### WHAT IS REQUIRED
Look through the data below and return each line where "TradingView" appears.

•••••

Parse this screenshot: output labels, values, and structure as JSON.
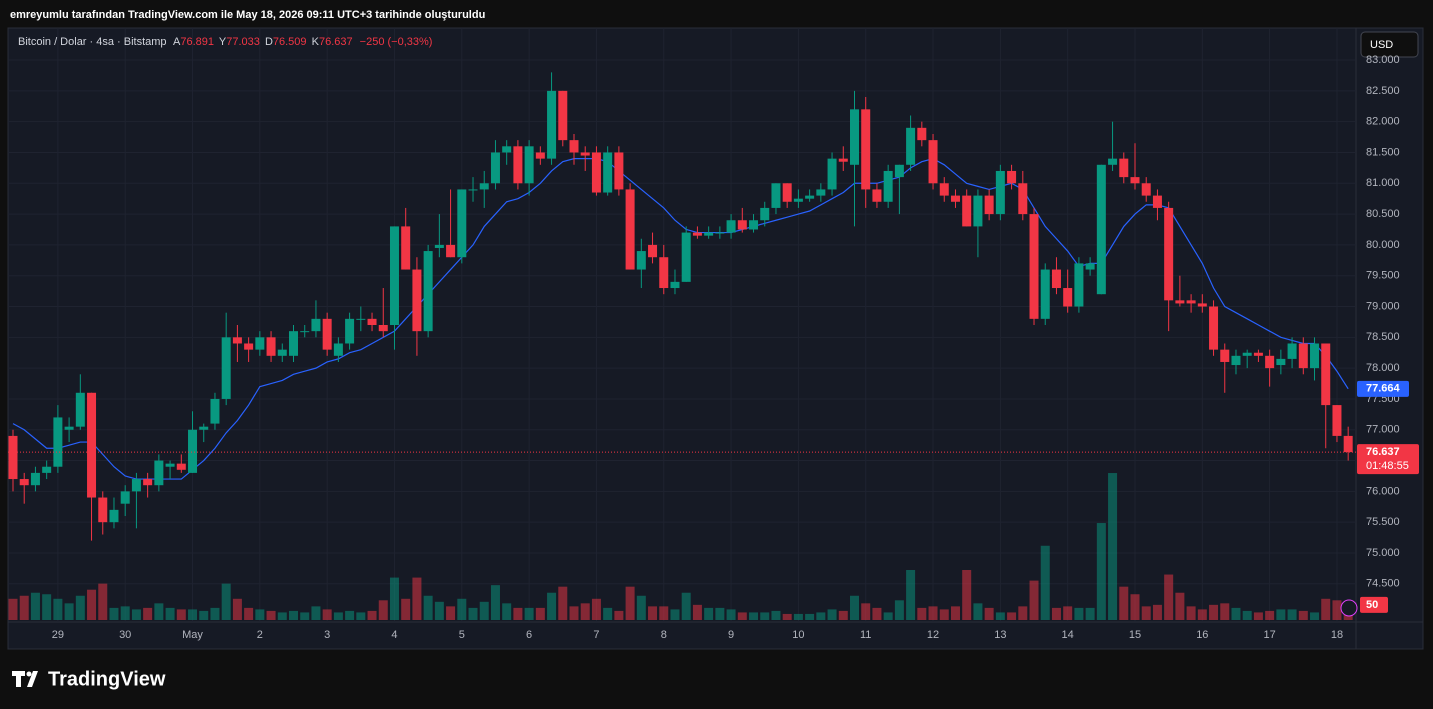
{
  "header": {
    "caption": "emreyumlu tarafından TradingView.com ile May 18, 2026 09:11 UTC+3 tarihinde oluşturuldu"
  },
  "legend": {
    "symbol": "Bitcoin / Dolar · 4sa · Bitstamp",
    "o_key": "A",
    "o": "76.891",
    "h_key": "Y",
    "h": "77.033",
    "l_key": "D",
    "l": "76.509",
    "c_key": "K",
    "c": "76.637",
    "change": "−250 (−0,33%)"
  },
  "currency_button": "USD",
  "logo": "TradingView",
  "chart_data": {
    "type": "candlestick",
    "up_color": "#089981",
    "down_color": "#f23645",
    "ma_color": "#2962ff",
    "grid": true,
    "ylim": [
      73880,
      83520
    ],
    "yticks": [
      {
        "value": 74500,
        "label": "74.500"
      },
      {
        "value": 75000,
        "label": "75.000"
      },
      {
        "value": 75500,
        "label": "75.500"
      },
      {
        "value": 76000,
        "label": "76.000"
      },
      {
        "value": 76500,
        "label": "76.500"
      },
      {
        "value": 77000,
        "label": "77.000"
      },
      {
        "value": 77500,
        "label": "77.500"
      },
      {
        "value": 78000,
        "label": "78.000"
      },
      {
        "value": 78500,
        "label": "78.500"
      },
      {
        "value": 79000,
        "label": "79.000"
      },
      {
        "value": 79500,
        "label": "79.500"
      },
      {
        "value": 80000,
        "label": "80.000"
      },
      {
        "value": 80500,
        "label": "80.500"
      },
      {
        "value": 81000,
        "label": "81.000"
      },
      {
        "value": 81500,
        "label": "81.500"
      },
      {
        "value": 82000,
        "label": "82.000"
      },
      {
        "value": 82500,
        "label": "82.500"
      },
      {
        "value": 83000,
        "label": "83.000"
      }
    ],
    "categories": [
      null,
      null,
      null,
      null,
      "29",
      null,
      null,
      null,
      null,
      null,
      "30",
      null,
      null,
      null,
      null,
      null,
      "May",
      null,
      null,
      null,
      null,
      null,
      "2",
      null,
      null,
      null,
      null,
      null,
      "3",
      null,
      null,
      null,
      null,
      null,
      "4",
      null,
      null,
      null,
      null,
      null,
      "5",
      null,
      null,
      null,
      null,
      null,
      "6",
      null,
      null,
      null,
      null,
      null,
      "7",
      null,
      null,
      null,
      null,
      null,
      "8",
      null,
      null,
      null,
      null,
      null,
      "9",
      null,
      null,
      null,
      null,
      null,
      "10",
      null,
      null,
      null,
      null,
      null,
      "11",
      null,
      null,
      null,
      null,
      null,
      "12",
      null,
      null,
      null,
      null,
      null,
      "13",
      null,
      null,
      null,
      null,
      null,
      "14",
      null,
      null,
      null,
      null,
      null,
      "15",
      null,
      null,
      null,
      null,
      null,
      "16",
      null,
      null,
      null,
      null,
      null,
      "17",
      null,
      null,
      null,
      null,
      null,
      "18",
      null
    ],
    "ohlc": [
      [
        76900,
        77000,
        76000,
        76200
      ],
      [
        76200,
        76300,
        75800,
        76100
      ],
      [
        76100,
        76400,
        76000,
        76300
      ],
      [
        76300,
        76500,
        76200,
        76400
      ],
      [
        76400,
        77400,
        76300,
        77200
      ],
      [
        77000,
        77200,
        76800,
        77050
      ],
      [
        77050,
        77900,
        77000,
        77600
      ],
      [
        77600,
        77600,
        75200,
        75900
      ],
      [
        75900,
        76000,
        75300,
        75500
      ],
      [
        75500,
        75900,
        75400,
        75700
      ],
      [
        75800,
        76100,
        75600,
        76000
      ],
      [
        76000,
        76300,
        75400,
        76200
      ],
      [
        76200,
        76300,
        75900,
        76100
      ],
      [
        76100,
        76600,
        76000,
        76500
      ],
      [
        76400,
        76500,
        76200,
        76450
      ],
      [
        76450,
        76600,
        76300,
        76350
      ],
      [
        76300,
        77300,
        76300,
        77000
      ],
      [
        77000,
        77100,
        76800,
        77050
      ],
      [
        77100,
        77600,
        77000,
        77500
      ],
      [
        77500,
        78900,
        77400,
        78500
      ],
      [
        78500,
        78700,
        78100,
        78400
      ],
      [
        78400,
        78500,
        78100,
        78300
      ],
      [
        78300,
        78600,
        78200,
        78500
      ],
      [
        78500,
        78600,
        78100,
        78200
      ],
      [
        78200,
        78400,
        78100,
        78300
      ],
      [
        78200,
        78700,
        78100,
        78600
      ],
      [
        78600,
        78700,
        78500,
        78600
      ],
      [
        78600,
        79100,
        78500,
        78800
      ],
      [
        78800,
        78900,
        78200,
        78300
      ],
      [
        78200,
        78500,
        78100,
        78400
      ],
      [
        78400,
        78900,
        78300,
        78800
      ],
      [
        78800,
        79000,
        78600,
        78800
      ],
      [
        78800,
        78900,
        78600,
        78700
      ],
      [
        78700,
        79300,
        78500,
        78600
      ],
      [
        78700,
        80300,
        78300,
        80300
      ],
      [
        80300,
        80600,
        79600,
        79600
      ],
      [
        79600,
        79800,
        78200,
        78600
      ],
      [
        78600,
        80000,
        78500,
        79900
      ],
      [
        79950,
        80500,
        79800,
        80000
      ],
      [
        80000,
        80900,
        79800,
        79800
      ],
      [
        79800,
        80900,
        79700,
        80900
      ],
      [
        80900,
        81100,
        80700,
        80900
      ],
      [
        80900,
        81200,
        80600,
        81000
      ],
      [
        81000,
        81700,
        80900,
        81500
      ],
      [
        81500,
        81700,
        81300,
        81600
      ],
      [
        81600,
        81700,
        80900,
        81000
      ],
      [
        81000,
        81700,
        80800,
        81600
      ],
      [
        81500,
        81600,
        81300,
        81400
      ],
      [
        81400,
        82800,
        81300,
        82500
      ],
      [
        82500,
        82500,
        81600,
        81700
      ],
      [
        81700,
        81800,
        81300,
        81500
      ],
      [
        81500,
        81600,
        81200,
        81450
      ],
      [
        81500,
        81600,
        80800,
        80850
      ],
      [
        80850,
        81600,
        80800,
        81500
      ],
      [
        81500,
        81600,
        80800,
        80900
      ],
      [
        80900,
        81000,
        79600,
        79600
      ],
      [
        79600,
        80100,
        79300,
        79900
      ],
      [
        80000,
        80200,
        79700,
        79800
      ],
      [
        79800,
        80000,
        79200,
        79300
      ],
      [
        79300,
        79600,
        79200,
        79400
      ],
      [
        79400,
        80300,
        79400,
        80200
      ],
      [
        80200,
        80300,
        80100,
        80150
      ],
      [
        80150,
        80300,
        80100,
        80200
      ],
      [
        80200,
        80300,
        80100,
        80200
      ],
      [
        80200,
        80500,
        80100,
        80400
      ],
      [
        80400,
        80600,
        80200,
        80250
      ],
      [
        80250,
        80500,
        80200,
        80400
      ],
      [
        80400,
        80700,
        80300,
        80600
      ],
      [
        80600,
        81000,
        80500,
        81000
      ],
      [
        81000,
        81000,
        80600,
        80700
      ],
      [
        80700,
        80900,
        80600,
        80750
      ],
      [
        80750,
        80900,
        80700,
        80800
      ],
      [
        80800,
        81000,
        80700,
        80900
      ],
      [
        80900,
        81500,
        80800,
        81400
      ],
      [
        81400,
        81600,
        81200,
        81350
      ],
      [
        81300,
        82500,
        80300,
        82200
      ],
      [
        82200,
        82400,
        80600,
        80900
      ],
      [
        80900,
        81000,
        80600,
        80700
      ],
      [
        80700,
        81300,
        80600,
        81200
      ],
      [
        81100,
        81300,
        80500,
        81300
      ],
      [
        81300,
        82100,
        81200,
        81900
      ],
      [
        81900,
        82000,
        81600,
        81700
      ],
      [
        81700,
        81800,
        80900,
        81000
      ],
      [
        81000,
        81100,
        80700,
        80800
      ],
      [
        80800,
        80900,
        80600,
        80700
      ],
      [
        80800,
        80900,
        80300,
        80300
      ],
      [
        80300,
        80900,
        79800,
        80800
      ],
      [
        80800,
        80900,
        80400,
        80500
      ],
      [
        80500,
        81300,
        80400,
        81200
      ],
      [
        81200,
        81300,
        80900,
        81000
      ],
      [
        81000,
        81200,
        80400,
        80500
      ],
      [
        80500,
        80600,
        78700,
        78800
      ],
      [
        78800,
        79700,
        78700,
        79600
      ],
      [
        79600,
        79800,
        79200,
        79300
      ],
      [
        79300,
        79600,
        78900,
        79000
      ],
      [
        79000,
        79800,
        78900,
        79700
      ],
      [
        79600,
        79800,
        79500,
        79700
      ],
      [
        79200,
        81300,
        79200,
        81300
      ],
      [
        81300,
        82000,
        81200,
        81400
      ],
      [
        81400,
        81500,
        81000,
        81100
      ],
      [
        81100,
        81650,
        80900,
        81000
      ],
      [
        81000,
        81100,
        80700,
        80800
      ],
      [
        80800,
        80900,
        80400,
        80600
      ],
      [
        80600,
        80700,
        78600,
        79100
      ],
      [
        79100,
        79500,
        79000,
        79050
      ],
      [
        79100,
        79200,
        78900,
        79050
      ],
      [
        79050,
        79200,
        78900,
        79000
      ],
      [
        79000,
        79100,
        78200,
        78300
      ],
      [
        78300,
        78400,
        77600,
        78100
      ],
      [
        78050,
        78300,
        77900,
        78200
      ],
      [
        78200,
        78300,
        78000,
        78250
      ],
      [
        78250,
        78300,
        78100,
        78200
      ],
      [
        78200,
        78300,
        77700,
        78000
      ],
      [
        78050,
        78300,
        77900,
        78150
      ],
      [
        78150,
        78500,
        78000,
        78400
      ],
      [
        78400,
        78500,
        77900,
        78000
      ],
      [
        78000,
        78500,
        77800,
        78400
      ],
      [
        78400,
        78400,
        76700,
        77400
      ],
      [
        77400,
        77400,
        76800,
        76900
      ],
      [
        76900,
        77050,
        76500,
        76637
      ]
    ],
    "volume": [
      70,
      80,
      90,
      85,
      70,
      55,
      80,
      100,
      120,
      40,
      45,
      35,
      40,
      55,
      40,
      35,
      35,
      30,
      40,
      120,
      70,
      40,
      35,
      30,
      25,
      30,
      25,
      45,
      35,
      25,
      30,
      25,
      30,
      65,
      140,
      70,
      140,
      80,
      60,
      45,
      70,
      40,
      60,
      115,
      55,
      40,
      40,
      40,
      90,
      110,
      45,
      55,
      70,
      40,
      30,
      110,
      80,
      45,
      45,
      35,
      90,
      50,
      40,
      40,
      35,
      25,
      25,
      25,
      30,
      20,
      20,
      20,
      25,
      35,
      30,
      80,
      55,
      40,
      25,
      65,
      165,
      40,
      45,
      35,
      45,
      165,
      55,
      40,
      25,
      25,
      45,
      130,
      245,
      40,
      45,
      40,
      40,
      320,
      485,
      110,
      85,
      45,
      50,
      150,
      90,
      45,
      35,
      50,
      55,
      40,
      30,
      25,
      30,
      35,
      35,
      30,
      25,
      70,
      65,
      50
    ],
    "ma": [
      77100,
      77000,
      76850,
      76700,
      76700,
      76750,
      76800,
      76800,
      76600,
      76400,
      76250,
      76200,
      76200,
      76200,
      76200,
      76200,
      76350,
      76500,
      76700,
      76950,
      77150,
      77400,
      77700,
      77750,
      77800,
      77900,
      77950,
      78000,
      78100,
      78150,
      78250,
      78300,
      78400,
      78500,
      78600,
      78800,
      79000,
      79200,
      79400,
      79600,
      79800,
      80000,
      80300,
      80500,
      80700,
      80750,
      80850,
      81000,
      81200,
      81350,
      81400,
      81400,
      81400,
      81350,
      81200,
      81050,
      80900,
      80750,
      80600,
      80400,
      80250,
      80200,
      80200,
      80200,
      80200,
      80250,
      80300,
      80350,
      80400,
      80450,
      80500,
      80550,
      80650,
      80750,
      80850,
      81000,
      81000,
      81000,
      81050,
      81100,
      81250,
      81350,
      81400,
      81300,
      81150,
      81000,
      80950,
      80900,
      80950,
      81000,
      80900,
      80600,
      80300,
      80100,
      79900,
      79650,
      79700,
      79700,
      80000,
      80300,
      80500,
      80650,
      80650,
      80600,
      80300,
      80000,
      79700,
      79300,
      79000,
      78900,
      78800,
      78700,
      78600,
      78500,
      78450,
      78400,
      78400,
      78200,
      77950,
      77664
    ],
    "last_label": "76.637",
    "ma_label": "77.664",
    "volume_label": "50",
    "countdown": "01:48:55"
  }
}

•••••

### RESPONSE TO THE EXERCISE
    "caption": "emreyumlu tarafından TradingView.com ile May 18, 2026 09:11 UTC+3 tarihinde oluşturuldu"
  "logo": "TradingView",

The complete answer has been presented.